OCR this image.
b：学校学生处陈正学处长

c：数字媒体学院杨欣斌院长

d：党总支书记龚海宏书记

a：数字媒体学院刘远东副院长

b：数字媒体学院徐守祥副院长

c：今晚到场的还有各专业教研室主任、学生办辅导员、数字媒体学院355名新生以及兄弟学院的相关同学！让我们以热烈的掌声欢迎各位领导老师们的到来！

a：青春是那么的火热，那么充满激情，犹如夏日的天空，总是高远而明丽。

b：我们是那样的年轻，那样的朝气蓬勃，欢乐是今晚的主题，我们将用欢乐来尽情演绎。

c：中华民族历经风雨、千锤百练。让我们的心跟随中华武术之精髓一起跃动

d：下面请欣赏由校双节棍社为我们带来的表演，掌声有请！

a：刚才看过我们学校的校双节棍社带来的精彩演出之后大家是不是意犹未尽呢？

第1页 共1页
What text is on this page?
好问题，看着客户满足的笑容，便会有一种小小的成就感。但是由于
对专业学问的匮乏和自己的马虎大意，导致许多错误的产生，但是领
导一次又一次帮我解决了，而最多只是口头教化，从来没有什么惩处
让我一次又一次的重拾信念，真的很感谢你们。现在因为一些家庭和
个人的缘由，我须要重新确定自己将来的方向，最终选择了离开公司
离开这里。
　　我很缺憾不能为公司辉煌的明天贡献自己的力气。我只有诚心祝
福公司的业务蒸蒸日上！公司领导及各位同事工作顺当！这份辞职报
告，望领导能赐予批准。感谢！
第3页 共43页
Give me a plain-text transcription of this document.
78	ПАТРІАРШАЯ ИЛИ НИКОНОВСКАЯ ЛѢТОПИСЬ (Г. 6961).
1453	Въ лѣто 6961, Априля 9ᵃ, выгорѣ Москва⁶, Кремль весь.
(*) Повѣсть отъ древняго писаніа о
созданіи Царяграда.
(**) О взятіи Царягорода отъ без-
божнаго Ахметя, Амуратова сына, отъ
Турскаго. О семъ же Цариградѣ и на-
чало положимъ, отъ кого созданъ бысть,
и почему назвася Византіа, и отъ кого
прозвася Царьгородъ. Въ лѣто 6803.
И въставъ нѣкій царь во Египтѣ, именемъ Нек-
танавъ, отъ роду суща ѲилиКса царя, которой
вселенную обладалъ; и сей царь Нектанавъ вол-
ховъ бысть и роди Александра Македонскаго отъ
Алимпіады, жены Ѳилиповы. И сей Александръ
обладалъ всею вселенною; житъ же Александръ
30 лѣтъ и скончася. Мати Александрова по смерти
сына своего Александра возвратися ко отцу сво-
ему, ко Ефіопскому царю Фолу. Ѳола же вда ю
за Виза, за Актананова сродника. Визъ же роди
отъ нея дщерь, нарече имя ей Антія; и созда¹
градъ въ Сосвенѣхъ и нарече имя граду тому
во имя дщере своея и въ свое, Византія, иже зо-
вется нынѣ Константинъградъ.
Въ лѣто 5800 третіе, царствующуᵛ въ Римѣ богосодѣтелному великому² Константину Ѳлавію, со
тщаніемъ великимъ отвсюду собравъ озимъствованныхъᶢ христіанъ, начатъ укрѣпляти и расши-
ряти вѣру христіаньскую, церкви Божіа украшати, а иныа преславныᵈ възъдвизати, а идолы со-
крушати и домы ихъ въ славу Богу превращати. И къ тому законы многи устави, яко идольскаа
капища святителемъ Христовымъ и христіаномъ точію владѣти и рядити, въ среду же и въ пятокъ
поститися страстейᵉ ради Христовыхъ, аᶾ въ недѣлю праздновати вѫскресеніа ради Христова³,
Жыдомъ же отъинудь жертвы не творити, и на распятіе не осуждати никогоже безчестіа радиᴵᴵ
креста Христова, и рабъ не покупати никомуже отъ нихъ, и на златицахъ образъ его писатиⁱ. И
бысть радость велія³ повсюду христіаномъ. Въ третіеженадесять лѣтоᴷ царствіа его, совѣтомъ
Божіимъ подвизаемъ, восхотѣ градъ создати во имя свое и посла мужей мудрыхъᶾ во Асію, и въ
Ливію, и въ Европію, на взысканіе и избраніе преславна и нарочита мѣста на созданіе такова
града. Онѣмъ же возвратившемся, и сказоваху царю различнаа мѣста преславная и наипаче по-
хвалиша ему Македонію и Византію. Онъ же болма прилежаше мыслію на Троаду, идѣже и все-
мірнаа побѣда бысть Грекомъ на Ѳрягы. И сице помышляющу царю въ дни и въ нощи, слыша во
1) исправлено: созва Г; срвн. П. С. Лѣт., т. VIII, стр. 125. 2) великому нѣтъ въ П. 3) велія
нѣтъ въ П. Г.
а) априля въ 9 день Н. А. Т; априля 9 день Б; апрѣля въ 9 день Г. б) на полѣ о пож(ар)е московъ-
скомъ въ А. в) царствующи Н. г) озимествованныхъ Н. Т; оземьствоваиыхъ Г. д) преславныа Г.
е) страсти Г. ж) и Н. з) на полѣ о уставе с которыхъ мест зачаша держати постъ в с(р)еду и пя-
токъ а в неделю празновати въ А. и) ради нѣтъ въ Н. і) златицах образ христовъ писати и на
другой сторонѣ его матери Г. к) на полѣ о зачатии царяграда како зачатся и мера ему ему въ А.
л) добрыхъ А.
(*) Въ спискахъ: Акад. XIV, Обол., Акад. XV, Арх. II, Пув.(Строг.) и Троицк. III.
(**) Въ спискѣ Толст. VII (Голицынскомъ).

--- GIVEN PROBLEM ---
Transcribe every record above exactly as it appears.

--- SOLUTION BELOW ---
OCR this image.
b：学校学生处陈正学处长

c：数字媒体学院杨欣斌院长

d：党总支书记龚海宏书记

a：数字媒体学院刘远东副院长

b：数字媒体学院徐守祥副院长

c：今晚到场的还有各专业教研室主任、学生办辅导员、数字媒体学院355名新生以及兄弟学院的相关同学！让我们以热烈的掌声欢迎各位领导老师们的到来！

a：青春是那么的火热，那么充满激情，犹如夏日的天空，总是高远而明丽。

b：我们是那样的年轻，那样的朝气蓬勃，欢乐是今晚的主题，我们将用欢乐来尽情演绎。

c：中华民族历经风雨、千锤百练。让我们的心跟随中华武术之精髓一起跃动

d：下面请欣赏由校双节棍社为我们带来的表演，掌声有请！

a：刚才看过我们学校的校双节棍社带来的精彩演出之后大家是不是意犹未尽呢？

第1页 共1页
What text is on this page?
好问题，看着客户满足的笑容，便会有一种小小的成就感。但是由于
对专业学问的匮乏和自己的马虎大意，导致许多错误的产生，但是领
导一次又一次帮我解决了，而最多只是口头教化，从来没有什么惩处
让我一次又一次的重拾信念，真的很感谢你们。现在因为一些家庭和
个人的缘由，我须要重新确定自己将来的方向，最终选择了离开公司
离开这里。
　　我很缺憾不能为公司辉煌的明天贡献自己的力气。我只有诚心祝
福公司的业务蒸蒸日上！公司领导及各位同事工作顺当！这份辞职报
告，望领导能赐予批准。感谢！
第3页 共43页
Give me a plain-text transcription of this document.
78	ПАТРІАРШАЯ ИЛИ НИКОНОВСКАЯ ЛѢТОПИСЬ (Г. 6961).
1453	Въ лѣто 6961, Априля 9ᵃ, выгорѣ Москва⁶, Кремль весь.
(*) Повѣсть отъ древняго писаніа о
созданіи Царяграда.
(**) О взятіи Царягорода отъ без-
божнаго Ахметя, Амуратова сына, отъ
Турскаго. О семъ же Цариградѣ и на-
чало положимъ, отъ кого созданъ бысть,
и почему назвася Византіа, и отъ кого
прозвася Царьгородъ. Въ лѣто 6803.
И въставъ нѣкій царь во Египтѣ, именемъ Нек-
танавъ, отъ роду суща ѲилиКса царя, которой
вселенную обладалъ; и сей царь Нектанавъ вол-
ховъ бысть и роди Александра Македонскаго отъ
Алимпіады, жены Ѳилиповы. И сей Александръ
обладалъ всею вселенною; житъ же Александръ
30 лѣтъ и скончася. Мати Александрова по смерти
сына своего Александра возвратися ко отцу сво-
ему, ко Ефіопскому царю Фолу. Ѳола же вда ю
за Виза, за Актананова сродника. Визъ же роди
отъ нея дщерь, нарече имя ей Антія; и созда¹
градъ въ Сосвенѣхъ и нарече имя граду тому
во имя дщере своея и въ свое, Византія, иже зо-
вется нынѣ Константинъградъ.
Въ лѣто 5800 третіе, царствующуᵛ въ Римѣ богосодѣтелному великому² Константину Ѳлавію, со
тщаніемъ великимъ отвсюду собравъ озимъствованныхъᶢ христіанъ, начатъ укрѣпляти и расши-
ряти вѣру христіаньскую, церкви Божіа украшати, а иныа преславныᵈ възъдвизати, а идолы со-
крушати и домы ихъ въ славу Богу превращати. И къ тому законы многи устави, яко идольскаа
капища святителемъ Христовымъ и христіаномъ точію владѣти и рядити, въ среду же и въ пятокъ
поститися страстейᵉ ради Христовыхъ, аᶾ въ недѣлю праздновати вѫскресеніа ради Христова³,
Жыдомъ же отъинудь жертвы не творити, и на распятіе не осуждати никогоже безчестіа радиᴵᴵ
креста Христова, и рабъ не покупати никомуже отъ нихъ, и на златицахъ образъ его писатиⁱ. И
бысть радость велія³ повсюду христіаномъ. Въ третіеженадесять лѣтоᴷ царствіа его, совѣтомъ
Божіимъ подвизаемъ, восхотѣ градъ создати во имя свое и посла мужей мудрыхъᶾ во Асію, и въ
Ливію, и въ Европію, на взысканіе и избраніе преславна и нарочита мѣста на созданіе такова
града. Онѣмъ же возвратившемся, и сказоваху царю различнаа мѣста преславная и наипаче по-
хвалиша ему Македонію и Византію. Онъ же болма прилежаше мыслію на Троаду, идѣже и все-
мірнаа побѣда бысть Грекомъ на Ѳрягы. И сице помышляющу царю въ дни и въ нощи, слыша во
1) исправлено: созва Г; срвн. П. С. Лѣт., т. VIII, стр. 125. 2) великому нѣтъ въ П. 3) велія
нѣтъ въ П. Г.
а) априля въ 9 день Н. А. Т; априля 9 день Б; апрѣля въ 9 день Г. б) на полѣ о пож(ар)е московъ-
скомъ въ А. в) царствующи Н. г) озимествованныхъ Н. Т; оземьствоваиыхъ Г. д) преславныа Г.
е) страсти Г. ж) и Н. з) на полѣ о уставе с которыхъ мест зачаша держати постъ в с(р)еду и пя-
токъ а в неделю празновати въ А. и) ради нѣтъ въ Н. і) златицах образ христовъ писати и на
другой сторонѣ его матери Г. к) на полѣ о зачатии царяграда како зачатся и мера ему ему въ А.
л) добрыхъ А.
(*) Въ спискахъ: Акад. XIV, Обол., Акад. XV, Арх. II, Пув.(Строг.) и Троицк. III.
(**) Въ спискѣ Толст. VII (Голицынскомъ).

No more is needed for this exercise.